▶ REQUEST
Every line of the listing must be reproduced as it stands. Leave the images behind.

▶ SOURCE MATERIAL
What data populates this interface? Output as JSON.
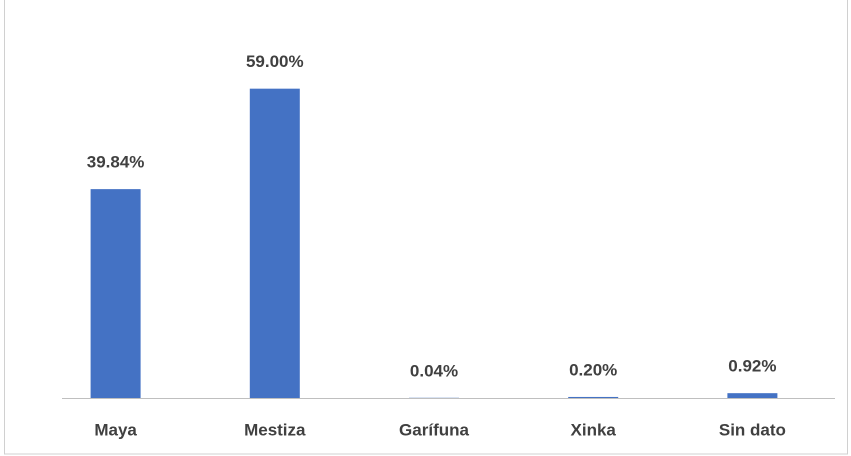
{
  "chart_data": {
    "type": "bar",
    "categories": [
      "Maya",
      "Mestiza",
      "Garífuna",
      "Xinka",
      "Sin dato"
    ],
    "values": [
      39.84,
      59.0,
      0.04,
      0.2,
      0.92
    ],
    "value_labels": [
      "39.84%",
      "59.00%",
      "0.04%",
      "0.20%",
      "0.92%"
    ],
    "color": "#4472c4",
    "ylim": [
      0,
      70
    ]
  }
}
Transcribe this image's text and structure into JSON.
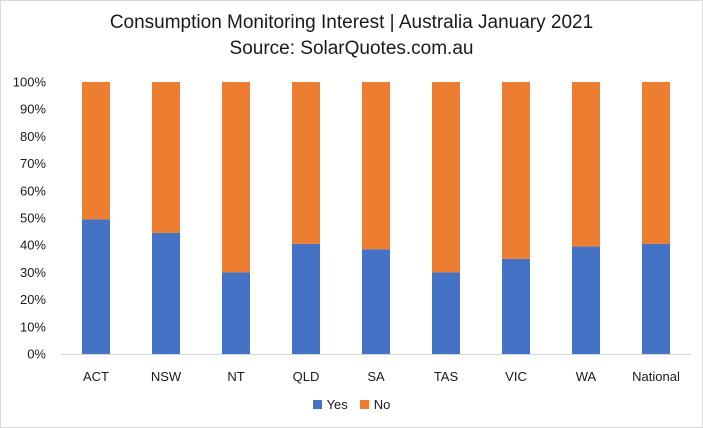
{
  "chart_data": {
    "type": "bar",
    "stacked": true,
    "title": "Consumption Monitoring Interest | Australia January 2021",
    "subtitle": "Source: SolarQuotes.com.au",
    "categories": [
      "ACT",
      "NSW",
      "NT",
      "QLD",
      "SA",
      "TAS",
      "VIC",
      "WA",
      "National"
    ],
    "series": [
      {
        "name": "Yes",
        "color": "#4472c4",
        "values": [
          49.5,
          44.5,
          30,
          40.5,
          38.5,
          30,
          35,
          39.5,
          40.5
        ]
      },
      {
        "name": "No",
        "color": "#ed7d31",
        "values": [
          50.5,
          55.5,
          70,
          59.5,
          61.5,
          70,
          65,
          60.5,
          59.5
        ]
      }
    ],
    "ylim": [
      0,
      100
    ],
    "yticks": [
      "0%",
      "10%",
      "20%",
      "30%",
      "40%",
      "50%",
      "60%",
      "70%",
      "80%",
      "90%",
      "100%"
    ],
    "grid": false,
    "legend": "bottom"
  }
}
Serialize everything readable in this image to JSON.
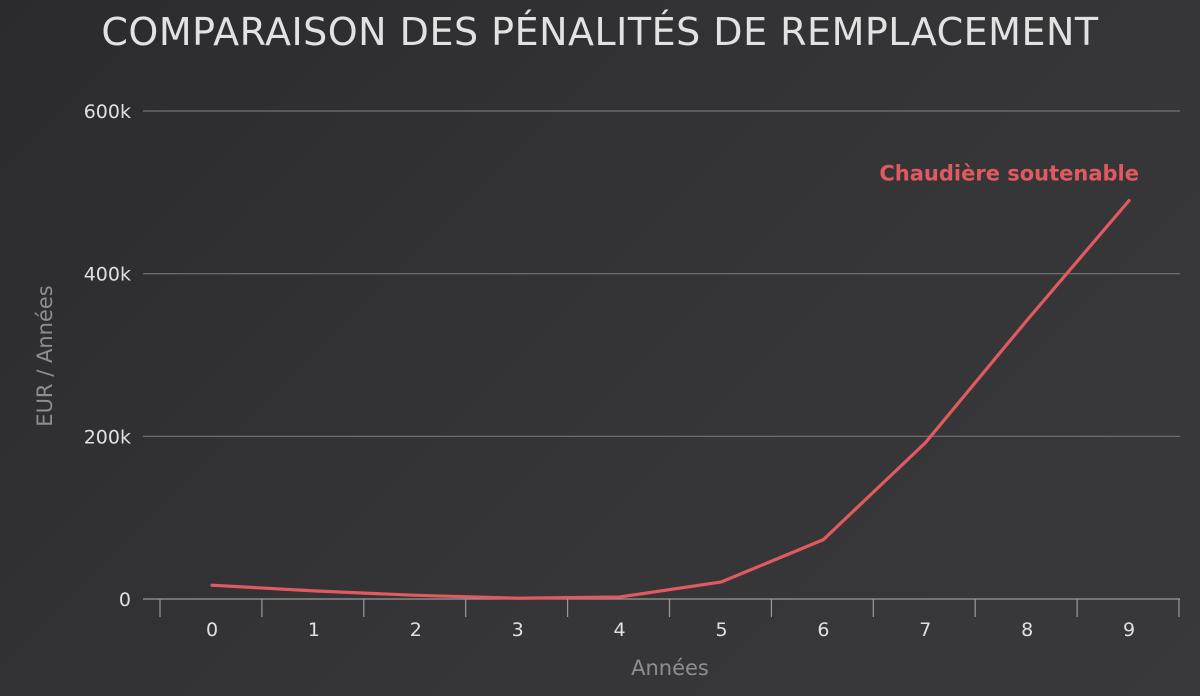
{
  "chart_data": {
    "type": "line",
    "title": "COMPARAISON DES PÉNALITÉS DE REMPLACEMENT",
    "xlabel": "Années",
    "ylabel": "EUR / Années",
    "x": [
      0,
      1,
      2,
      3,
      4,
      5,
      6,
      7,
      8,
      9
    ],
    "ylim": [
      0,
      600000
    ],
    "yticks": [
      0,
      200000,
      400000,
      600000
    ],
    "ytick_labels": [
      "0",
      "200k",
      "400k",
      "600k"
    ],
    "grid": true,
    "series": [
      {
        "name": "Chaudière soutenable",
        "color": "#e05a5f",
        "values": [
          17000,
          10000,
          4500,
          1000,
          2500,
          21000,
          73000,
          192000,
          343000,
          490000
        ]
      }
    ]
  }
}
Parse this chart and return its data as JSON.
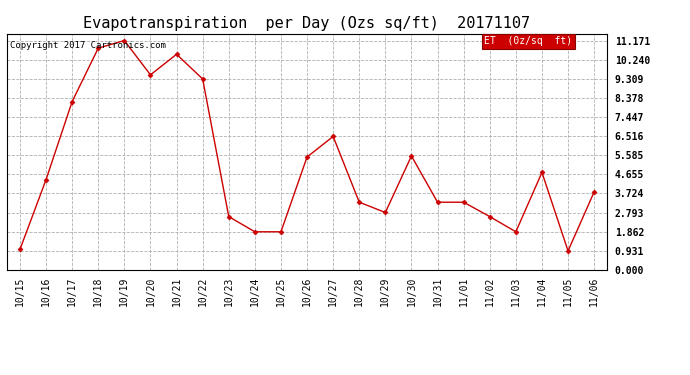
{
  "title": "Evapotranspiration  per Day (Ozs sq/ft)  20171107",
  "copyright": "Copyright 2017 Cartronics.com",
  "legend_label": "ET  (0z/sq  ft)",
  "x_labels": [
    "10/15",
    "10/16",
    "10/17",
    "10/18",
    "10/19",
    "10/20",
    "10/21",
    "10/22",
    "10/23",
    "10/24",
    "10/25",
    "10/26",
    "10/27",
    "10/28",
    "10/29",
    "10/30",
    "10/31",
    "11/01",
    "11/02",
    "11/03",
    "11/04",
    "11/05",
    "11/06"
  ],
  "y_values": [
    1.0,
    4.4,
    8.2,
    10.8,
    11.17,
    9.5,
    10.5,
    9.3,
    2.6,
    1.86,
    1.86,
    5.5,
    6.5,
    3.3,
    2.8,
    5.55,
    3.3,
    3.3,
    2.6,
    1.86,
    4.75,
    0.93,
    3.8
  ],
  "line_color": "#cc0000",
  "marker_color": "#cc0000",
  "background_color": "#ffffff",
  "grid_color": "#b0b0b0",
  "legend_bg": "#cc0000",
  "legend_text_color": "#ffffff",
  "y_ticks": [
    0.0,
    0.931,
    1.862,
    2.793,
    3.724,
    4.655,
    5.585,
    6.516,
    7.447,
    8.378,
    9.309,
    10.24,
    11.171
  ],
  "ylim": [
    0.0,
    11.5
  ],
  "title_fontsize": 11,
  "tick_fontsize": 7,
  "copyright_fontsize": 6.5,
  "legend_fontsize": 7
}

▶ TASK RESPONSE
What data populates this interface? Output as JSON.
{
  "chart_data": {
    "type": "bar",
    "categories": [
      "Maya",
      "Mestiza",
      "Garífuna",
      "Xinka",
      "Sin dato"
    ],
    "values": [
      39.84,
      59.0,
      0.04,
      0.2,
      0.92
    ],
    "value_labels": [
      "39.84%",
      "59.00%",
      "0.04%",
      "0.20%",
      "0.92%"
    ],
    "color": "#4472c4",
    "ylim": [
      0,
      70
    ]
  }
}
Transcribe this image's text and structure into JSON.
{
  "chart_data": {
    "type": "bar",
    "stacked": true,
    "title": "Consumption Monitoring Interest | Australia January 2021",
    "subtitle": "Source: SolarQuotes.com.au",
    "categories": [
      "ACT",
      "NSW",
      "NT",
      "QLD",
      "SA",
      "TAS",
      "VIC",
      "WA",
      "National"
    ],
    "series": [
      {
        "name": "Yes",
        "color": "#4472c4",
        "values": [
          49.5,
          44.5,
          30,
          40.5,
          38.5,
          30,
          35,
          39.5,
          40.5
        ]
      },
      {
        "name": "No",
        "color": "#ed7d31",
        "values": [
          50.5,
          55.5,
          70,
          59.5,
          61.5,
          70,
          65,
          60.5,
          59.5
        ]
      }
    ],
    "ylim": [
      0,
      100
    ],
    "yticks": [
      "0%",
      "10%",
      "20%",
      "30%",
      "40%",
      "50%",
      "60%",
      "70%",
      "80%",
      "90%",
      "100%"
    ],
    "grid": false,
    "legend": "bottom"
  }
}
Serialize everything readable in this image to JSON.
{
  "chart_data": {
    "type": "line",
    "title": "COMPARAISON DES PÉNALITÉS DE REMPLACEMENT",
    "xlabel": "Années",
    "ylabel": "EUR / Années",
    "x": [
      0,
      1,
      2,
      3,
      4,
      5,
      6,
      7,
      8,
      9
    ],
    "ylim": [
      0,
      600000
    ],
    "yticks": [
      0,
      200000,
      400000,
      600000
    ],
    "ytick_labels": [
      "0",
      "200k",
      "400k",
      "600k"
    ],
    "grid": true,
    "series": [
      {
        "name": "Chaudière soutenable",
        "color": "#e05a5f",
        "values": [
          17000,
          10000,
          4500,
          1000,
          2500,
          21000,
          73000,
          192000,
          343000,
          490000
        ]
      }
    ]
  }
}
Parse this chart and return its data as JSON.
{
  "title": "Evapotranspiration  per Day (Ozs sq/ft)  20171107",
  "copyright": "Copyright 2017 Cartronics.com",
  "legend_label": "ET  (0z/sq  ft)",
  "x_labels": [
    "10/15",
    "10/16",
    "10/17",
    "10/18",
    "10/19",
    "10/20",
    "10/21",
    "10/22",
    "10/23",
    "10/24",
    "10/25",
    "10/26",
    "10/27",
    "10/28",
    "10/29",
    "10/30",
    "10/31",
    "11/01",
    "11/02",
    "11/03",
    "11/04",
    "11/05",
    "11/06"
  ],
  "y_values": [
    1.0,
    4.4,
    8.2,
    10.8,
    11.17,
    9.5,
    10.5,
    9.3,
    2.6,
    1.86,
    1.86,
    5.5,
    6.5,
    3.3,
    2.8,
    5.55,
    3.3,
    3.3,
    2.6,
    1.86,
    4.75,
    0.93,
    3.8
  ],
  "line_color": "#cc0000",
  "marker_color": "#cc0000",
  "background_color": "#ffffff",
  "grid_color": "#b0b0b0",
  "legend_bg": "#cc0000",
  "legend_text_color": "#ffffff",
  "y_ticks": [
    0.0,
    0.931,
    1.862,
    2.793,
    3.724,
    4.655,
    5.585,
    6.516,
    7.447,
    8.378,
    9.309,
    10.24,
    11.171
  ],
  "ylim": [
    0.0,
    11.5
  ],
  "title_fontsize": 11,
  "tick_fontsize": 7,
  "copyright_fontsize": 6.5,
  "legend_fontsize": 7
}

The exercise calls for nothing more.